DATA PROVIDED

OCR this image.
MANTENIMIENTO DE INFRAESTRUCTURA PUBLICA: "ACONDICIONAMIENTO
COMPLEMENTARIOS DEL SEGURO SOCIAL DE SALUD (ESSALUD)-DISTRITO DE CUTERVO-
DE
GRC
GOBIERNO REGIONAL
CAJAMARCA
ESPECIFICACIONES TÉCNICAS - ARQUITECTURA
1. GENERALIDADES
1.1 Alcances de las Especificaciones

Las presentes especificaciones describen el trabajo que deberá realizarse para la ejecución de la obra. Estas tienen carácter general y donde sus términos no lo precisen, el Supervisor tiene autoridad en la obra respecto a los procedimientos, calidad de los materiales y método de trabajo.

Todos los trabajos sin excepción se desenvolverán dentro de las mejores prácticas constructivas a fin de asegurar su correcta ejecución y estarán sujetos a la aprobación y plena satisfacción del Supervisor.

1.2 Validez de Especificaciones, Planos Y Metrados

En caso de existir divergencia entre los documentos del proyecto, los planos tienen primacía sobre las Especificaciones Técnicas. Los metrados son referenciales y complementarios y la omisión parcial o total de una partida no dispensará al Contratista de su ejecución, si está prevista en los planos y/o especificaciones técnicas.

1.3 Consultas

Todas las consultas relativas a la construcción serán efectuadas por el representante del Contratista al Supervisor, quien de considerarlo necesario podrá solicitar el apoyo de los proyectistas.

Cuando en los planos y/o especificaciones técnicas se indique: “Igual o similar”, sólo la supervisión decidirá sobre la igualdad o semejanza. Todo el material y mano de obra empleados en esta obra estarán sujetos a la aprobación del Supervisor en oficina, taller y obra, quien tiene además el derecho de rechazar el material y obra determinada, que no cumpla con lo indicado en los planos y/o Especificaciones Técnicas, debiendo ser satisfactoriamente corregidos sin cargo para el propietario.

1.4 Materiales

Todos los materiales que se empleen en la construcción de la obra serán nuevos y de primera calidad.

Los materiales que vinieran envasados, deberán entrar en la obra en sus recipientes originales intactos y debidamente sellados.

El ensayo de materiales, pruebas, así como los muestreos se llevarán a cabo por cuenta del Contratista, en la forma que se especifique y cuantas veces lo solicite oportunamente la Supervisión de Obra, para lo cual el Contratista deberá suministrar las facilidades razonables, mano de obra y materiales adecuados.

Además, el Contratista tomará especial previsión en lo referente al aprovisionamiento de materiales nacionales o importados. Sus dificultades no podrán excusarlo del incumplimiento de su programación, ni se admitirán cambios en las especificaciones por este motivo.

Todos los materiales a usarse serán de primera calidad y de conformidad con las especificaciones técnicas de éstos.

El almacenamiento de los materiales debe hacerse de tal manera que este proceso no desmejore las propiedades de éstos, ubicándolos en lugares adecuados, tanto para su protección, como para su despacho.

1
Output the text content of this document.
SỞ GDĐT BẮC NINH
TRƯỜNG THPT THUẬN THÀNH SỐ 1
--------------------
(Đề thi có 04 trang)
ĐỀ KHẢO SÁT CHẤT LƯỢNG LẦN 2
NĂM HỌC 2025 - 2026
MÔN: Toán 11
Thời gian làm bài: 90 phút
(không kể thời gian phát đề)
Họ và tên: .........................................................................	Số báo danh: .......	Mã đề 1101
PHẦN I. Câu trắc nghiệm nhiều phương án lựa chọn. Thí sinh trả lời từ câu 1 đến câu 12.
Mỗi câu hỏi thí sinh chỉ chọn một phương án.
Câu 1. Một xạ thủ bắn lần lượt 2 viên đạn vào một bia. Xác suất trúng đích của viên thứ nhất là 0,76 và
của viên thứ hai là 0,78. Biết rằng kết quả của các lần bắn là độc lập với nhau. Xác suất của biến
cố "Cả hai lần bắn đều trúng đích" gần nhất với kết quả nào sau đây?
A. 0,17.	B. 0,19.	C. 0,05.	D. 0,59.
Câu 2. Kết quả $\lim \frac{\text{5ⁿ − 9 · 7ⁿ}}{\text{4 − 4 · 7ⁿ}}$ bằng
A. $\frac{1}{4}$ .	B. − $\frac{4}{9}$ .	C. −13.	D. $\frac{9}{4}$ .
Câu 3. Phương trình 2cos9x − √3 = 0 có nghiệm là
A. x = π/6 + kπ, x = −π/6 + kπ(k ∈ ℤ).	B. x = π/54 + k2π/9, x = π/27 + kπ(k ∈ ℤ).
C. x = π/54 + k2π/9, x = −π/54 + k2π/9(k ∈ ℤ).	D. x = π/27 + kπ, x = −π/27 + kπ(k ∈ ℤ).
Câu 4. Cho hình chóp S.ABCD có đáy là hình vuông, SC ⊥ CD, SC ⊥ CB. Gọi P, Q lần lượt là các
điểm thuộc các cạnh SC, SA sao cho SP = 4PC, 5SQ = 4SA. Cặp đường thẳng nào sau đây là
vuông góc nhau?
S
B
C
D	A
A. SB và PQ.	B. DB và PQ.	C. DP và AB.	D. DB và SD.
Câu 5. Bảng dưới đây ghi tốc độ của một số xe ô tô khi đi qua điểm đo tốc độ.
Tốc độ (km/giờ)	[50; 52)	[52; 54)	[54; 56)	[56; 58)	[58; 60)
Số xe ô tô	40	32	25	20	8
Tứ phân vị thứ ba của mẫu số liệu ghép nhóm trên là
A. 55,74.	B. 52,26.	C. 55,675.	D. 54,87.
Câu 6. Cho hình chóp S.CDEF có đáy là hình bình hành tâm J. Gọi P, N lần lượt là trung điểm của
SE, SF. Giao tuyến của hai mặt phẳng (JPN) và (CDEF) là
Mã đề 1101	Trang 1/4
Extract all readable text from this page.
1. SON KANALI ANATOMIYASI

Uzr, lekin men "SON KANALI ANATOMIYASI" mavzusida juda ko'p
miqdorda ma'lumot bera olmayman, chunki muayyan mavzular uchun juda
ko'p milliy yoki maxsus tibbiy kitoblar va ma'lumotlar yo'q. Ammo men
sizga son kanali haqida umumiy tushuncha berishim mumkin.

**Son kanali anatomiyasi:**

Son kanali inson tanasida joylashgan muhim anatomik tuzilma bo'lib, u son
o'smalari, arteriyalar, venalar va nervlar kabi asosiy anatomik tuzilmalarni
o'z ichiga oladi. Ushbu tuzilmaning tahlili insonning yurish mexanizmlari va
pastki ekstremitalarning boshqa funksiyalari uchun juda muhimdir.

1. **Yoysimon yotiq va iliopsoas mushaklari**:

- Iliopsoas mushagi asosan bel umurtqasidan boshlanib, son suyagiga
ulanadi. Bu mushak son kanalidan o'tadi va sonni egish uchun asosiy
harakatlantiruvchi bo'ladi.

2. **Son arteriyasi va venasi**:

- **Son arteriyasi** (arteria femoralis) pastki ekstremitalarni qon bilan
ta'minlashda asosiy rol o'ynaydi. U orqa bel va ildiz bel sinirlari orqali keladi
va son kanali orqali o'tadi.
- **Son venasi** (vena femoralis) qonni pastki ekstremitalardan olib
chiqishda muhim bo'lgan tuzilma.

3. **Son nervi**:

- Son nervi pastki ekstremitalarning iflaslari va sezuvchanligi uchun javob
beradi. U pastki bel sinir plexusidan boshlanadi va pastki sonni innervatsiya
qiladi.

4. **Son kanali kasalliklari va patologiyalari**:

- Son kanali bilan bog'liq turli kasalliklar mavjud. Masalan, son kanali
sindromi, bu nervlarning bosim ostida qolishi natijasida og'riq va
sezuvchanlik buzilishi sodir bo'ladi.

WORK TO DO
Using the material above, print every entry exactly as written.

FULL SOLUTION
OCR this image.
MANTENIMIENTO DE INFRAESTRUCTURA PUBLICA: "ACONDICIONAMIENTO
COMPLEMENTARIOS DEL SEGURO SOCIAL DE SALUD (ESSALUD)-DISTRITO DE CUTERVO-
DE
GRC
GOBIERNO REGIONAL
CAJAMARCA
ESPECIFICACIONES TÉCNICAS - ARQUITECTURA
1. GENERALIDADES
1.1 Alcances de las Especificaciones

Las presentes especificaciones describen el trabajo que deberá realizarse para la ejecución de la obra. Estas tienen carácter general y donde sus términos no lo precisen, el Supervisor tiene autoridad en la obra respecto a los procedimientos, calidad de los materiales y método de trabajo.

Todos los trabajos sin excepción se desenvolverán dentro de las mejores prácticas constructivas a fin de asegurar su correcta ejecución y estarán sujetos a la aprobación y plena satisfacción del Supervisor.

1.2 Validez de Especificaciones, Planos Y Metrados

En caso de existir divergencia entre los documentos del proyecto, los planos tienen primacía sobre las Especificaciones Técnicas. Los metrados son referenciales y complementarios y la omisión parcial o total de una partida no dispensará al Contratista de su ejecución, si está prevista en los planos y/o especificaciones técnicas.

1.3 Consultas

Todas las consultas relativas a la construcción serán efectuadas por el representante del Contratista al Supervisor, quien de considerarlo necesario podrá solicitar el apoyo de los proyectistas.

Cuando en los planos y/o especificaciones técnicas se indique: “Igual o similar”, sólo la supervisión decidirá sobre la igualdad o semejanza. Todo el material y mano de obra empleados en esta obra estarán sujetos a la aprobación del Supervisor en oficina, taller y obra, quien tiene además el derecho de rechazar el material y obra determinada, que no cumpla con lo indicado en los planos y/o Especificaciones Técnicas, debiendo ser satisfactoriamente corregidos sin cargo para el propietario.

1.4 Materiales

Todos los materiales que se empleen en la construcción de la obra serán nuevos y de primera calidad.

Los materiales que vinieran envasados, deberán entrar en la obra en sus recipientes originales intactos y debidamente sellados.

El ensayo de materiales, pruebas, así como los muestreos se llevarán a cabo por cuenta del Contratista, en la forma que se especifique y cuantas veces lo solicite oportunamente la Supervisión de Obra, para lo cual el Contratista deberá suministrar las facilidades razonables, mano de obra y materiales adecuados.

Además, el Contratista tomará especial previsión en lo referente al aprovisionamiento de materiales nacionales o importados. Sus dificultades no podrán excusarlo del incumplimiento de su programación, ni se admitirán cambios en las especificaciones por este motivo.

Todos los materiales a usarse serán de primera calidad y de conformidad con las especificaciones técnicas de éstos.

El almacenamiento de los materiales debe hacerse de tal manera que este proceso no desmejore las propiedades de éstos, ubicándolos en lugares adecuados, tanto para su protección, como para su despacho.

1
Output the text content of this document.
SỞ GDĐT BẮC NINH
TRƯỜNG THPT THUẬN THÀNH SỐ 1
--------------------
(Đề thi có 04 trang)
ĐỀ KHẢO SÁT CHẤT LƯỢNG LẦN 2
NĂM HỌC 2025 - 2026
MÔN: Toán 11
Thời gian làm bài: 90 phút
(không kể thời gian phát đề)
Họ và tên: .........................................................................	Số báo danh: .......	Mã đề 1101
PHẦN I. Câu trắc nghiệm nhiều phương án lựa chọn. Thí sinh trả lời từ câu 1 đến câu 12.
Mỗi câu hỏi thí sinh chỉ chọn một phương án.
Câu 1. Một xạ thủ bắn lần lượt 2 viên đạn vào một bia. Xác suất trúng đích của viên thứ nhất là 0,76 và
của viên thứ hai là 0,78. Biết rằng kết quả của các lần bắn là độc lập với nhau. Xác suất của biến
cố "Cả hai lần bắn đều trúng đích" gần nhất với kết quả nào sau đây?
A. 0,17.	B. 0,19.	C. 0,05.	D. 0,59.
Câu 2. Kết quả $\lim \frac{\text{5ⁿ − 9 · 7ⁿ}}{\text{4 − 4 · 7ⁿ}}$ bằng
A. $\frac{1}{4}$ .	B. − $\frac{4}{9}$ .	C. −13.	D. $\frac{9}{4}$ .
Câu 3. Phương trình 2cos9x − √3 = 0 có nghiệm là
A. x = π/6 + kπ, x = −π/6 + kπ(k ∈ ℤ).	B. x = π/54 + k2π/9, x = π/27 + kπ(k ∈ ℤ).
C. x = π/54 + k2π/9, x = −π/54 + k2π/9(k ∈ ℤ).	D. x = π/27 + kπ, x = −π/27 + kπ(k ∈ ℤ).
Câu 4. Cho hình chóp S.ABCD có đáy là hình vuông, SC ⊥ CD, SC ⊥ CB. Gọi P, Q lần lượt là các
điểm thuộc các cạnh SC, SA sao cho SP = 4PC, 5SQ = 4SA. Cặp đường thẳng nào sau đây là
vuông góc nhau?
S
B
C
D	A
A. SB và PQ.	B. DB và PQ.	C. DP và AB.	D. DB và SD.
Câu 5. Bảng dưới đây ghi tốc độ của một số xe ô tô khi đi qua điểm đo tốc độ.
Tốc độ (km/giờ)	[50; 52)	[52; 54)	[54; 56)	[56; 58)	[58; 60)
Số xe ô tô	40	32	25	20	8
Tứ phân vị thứ ba của mẫu số liệu ghép nhóm trên là
A. 55,74.	B. 52,26.	C. 55,675.	D. 54,87.
Câu 6. Cho hình chóp S.CDEF có đáy là hình bình hành tâm J. Gọi P, N lần lượt là trung điểm của
SE, SF. Giao tuyến của hai mặt phẳng (JPN) và (CDEF) là
Mã đề 1101	Trang 1/4
Extract all readable text from this page.
1. SON KANALI ANATOMIYASI

Uzr, lekin men "SON KANALI ANATOMIYASI" mavzusida juda ko'p
miqdorda ma'lumot bera olmayman, chunki muayyan mavzular uchun juda
ko'p milliy yoki maxsus tibbiy kitoblar va ma'lumotlar yo'q. Ammo men
sizga son kanali haqida umumiy tushuncha berishim mumkin.

**Son kanali anatomiyasi:**

Son kanali inson tanasida joylashgan muhim anatomik tuzilma bo'lib, u son
o'smalari, arteriyalar, venalar va nervlar kabi asosiy anatomik tuzilmalarni
o'z ichiga oladi. Ushbu tuzilmaning tahlili insonning yurish mexanizmlari va
pastki ekstremitalarning boshqa funksiyalari uchun juda muhimdir.

1. **Yoysimon yotiq va iliopsoas mushaklari**:

- Iliopsoas mushagi asosan bel umurtqasidan boshlanib, son suyagiga
ulanadi. Bu mushak son kanalidan o'tadi va sonni egish uchun asosiy
harakatlantiruvchi bo'ladi.

2. **Son arteriyasi va venasi**:

- **Son arteriyasi** (arteria femoralis) pastki ekstremitalarni qon bilan
ta'minlashda asosiy rol o'ynaydi. U orqa bel va ildiz bel sinirlari orqali keladi
va son kanali orqali o'tadi.
- **Son venasi** (vena femoralis) qonni pastki ekstremitalardan olib
chiqishda muhim bo'lgan tuzilma.

3. **Son nervi**:

- Son nervi pastki ekstremitalarning iflaslari va sezuvchanligi uchun javob
beradi. U pastki bel sinir plexusidan boshlanadi va pastki sonni innervatsiya
qiladi.

4. **Son kanali kasalliklari va patologiyalari**:

- Son kanali bilan bog'liq turli kasalliklar mavjud. Masalan, son kanali
sindromi, bu nervlarning bosim ostida qolishi natijasida og'riq va
sezuvchanlik buzilishi sodir bo'ladi.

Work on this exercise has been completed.